**WORK TO COMPLETE:**
Below are some records. Pull every line that contains the word "редакции".

**RECORD EXCERPTS:**
________________

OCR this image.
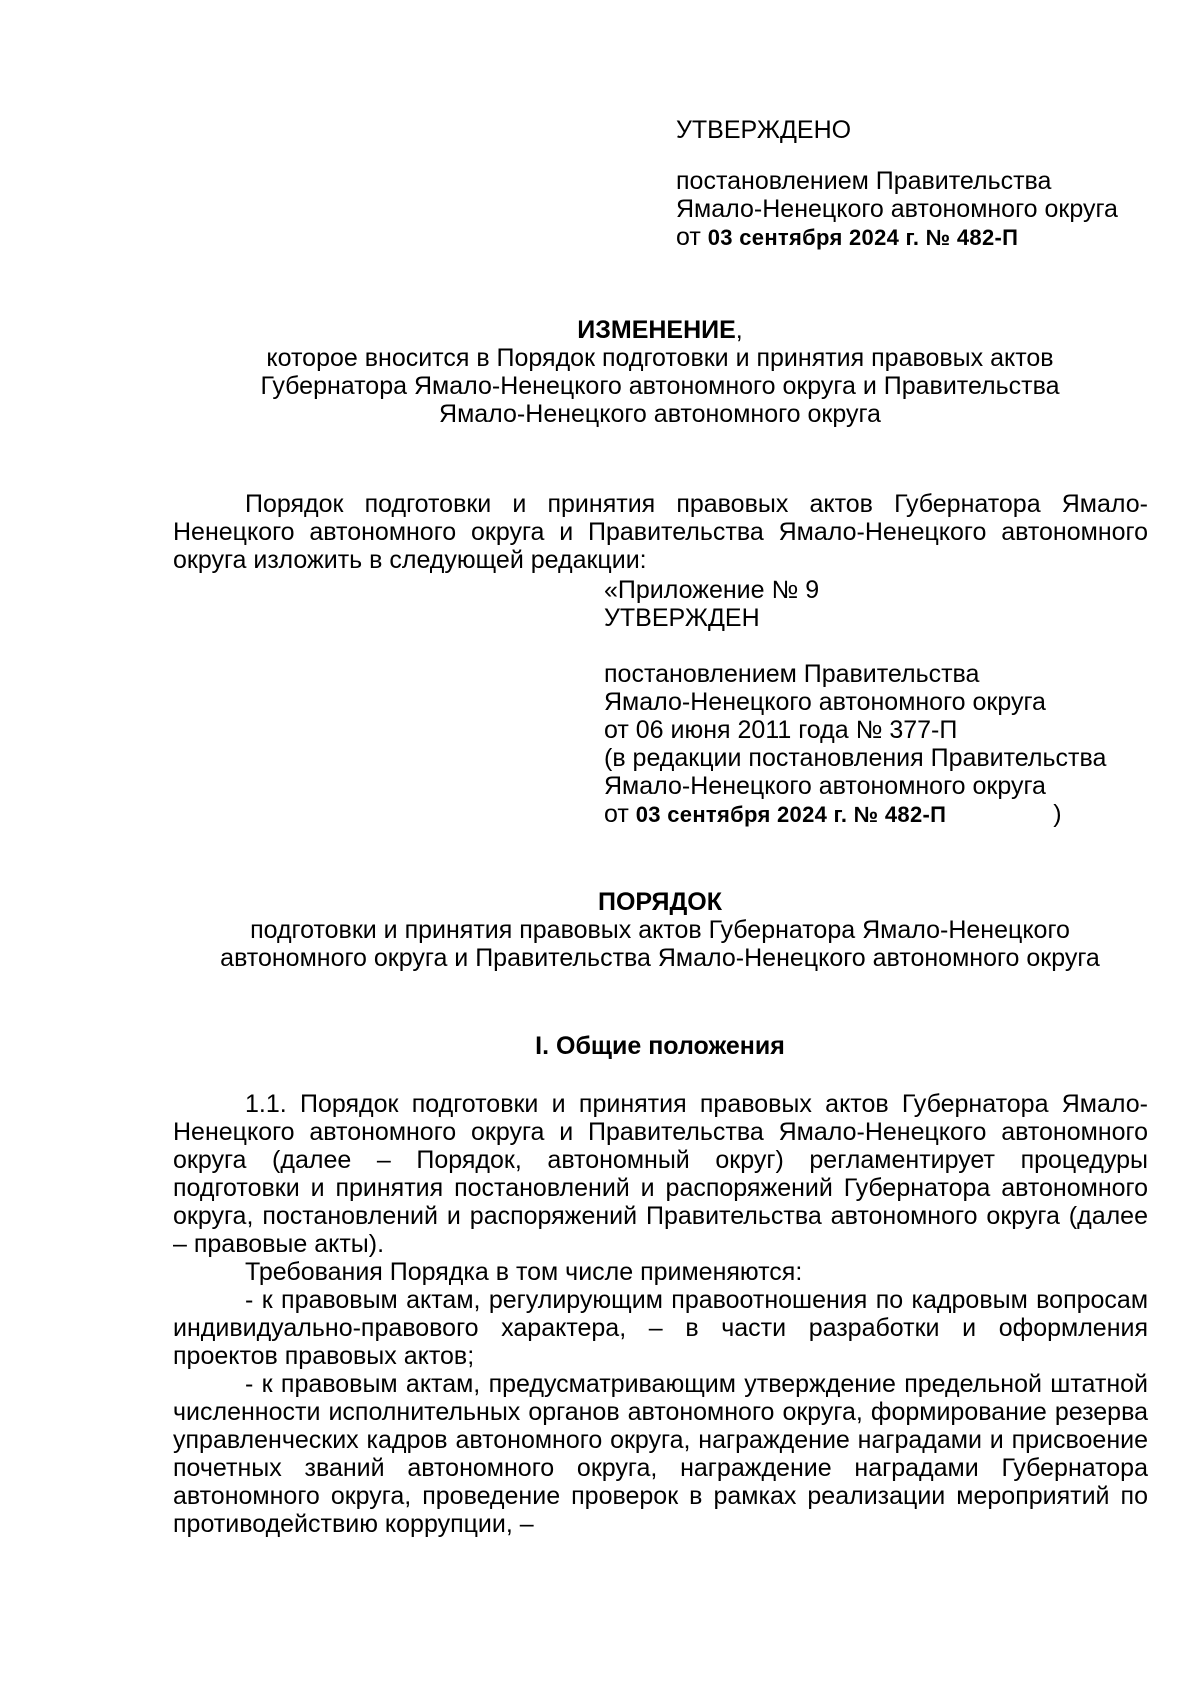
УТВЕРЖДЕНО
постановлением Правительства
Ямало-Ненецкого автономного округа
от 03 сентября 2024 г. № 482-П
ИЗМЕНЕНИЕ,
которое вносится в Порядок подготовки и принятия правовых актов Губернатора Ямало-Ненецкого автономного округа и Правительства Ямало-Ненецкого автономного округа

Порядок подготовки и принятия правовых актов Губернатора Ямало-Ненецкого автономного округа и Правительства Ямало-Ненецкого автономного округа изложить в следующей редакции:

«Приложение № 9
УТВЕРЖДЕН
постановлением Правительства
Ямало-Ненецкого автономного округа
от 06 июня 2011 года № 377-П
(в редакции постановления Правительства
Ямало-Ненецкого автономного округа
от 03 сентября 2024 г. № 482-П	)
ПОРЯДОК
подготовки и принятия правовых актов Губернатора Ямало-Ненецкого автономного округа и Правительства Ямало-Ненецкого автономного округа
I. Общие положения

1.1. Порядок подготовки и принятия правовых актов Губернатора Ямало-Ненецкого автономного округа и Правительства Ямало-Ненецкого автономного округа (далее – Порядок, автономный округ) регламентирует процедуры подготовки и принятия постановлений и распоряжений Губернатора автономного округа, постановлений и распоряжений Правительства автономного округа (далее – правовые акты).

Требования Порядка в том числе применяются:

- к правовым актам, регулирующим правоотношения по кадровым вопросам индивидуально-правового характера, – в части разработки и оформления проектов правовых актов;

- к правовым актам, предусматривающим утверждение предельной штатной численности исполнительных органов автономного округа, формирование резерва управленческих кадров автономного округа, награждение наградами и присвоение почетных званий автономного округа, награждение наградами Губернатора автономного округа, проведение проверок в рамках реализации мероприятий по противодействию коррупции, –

________________

**ANSWER TO THE EXERCISE:**
Порядок подготовки и принятия правовых актов Губернатора Ямало-Ненецкого автономного округа и Правительства Ямало-Ненецкого автономного округа изложить в следующей редакции:
(в редакции постановления Правительства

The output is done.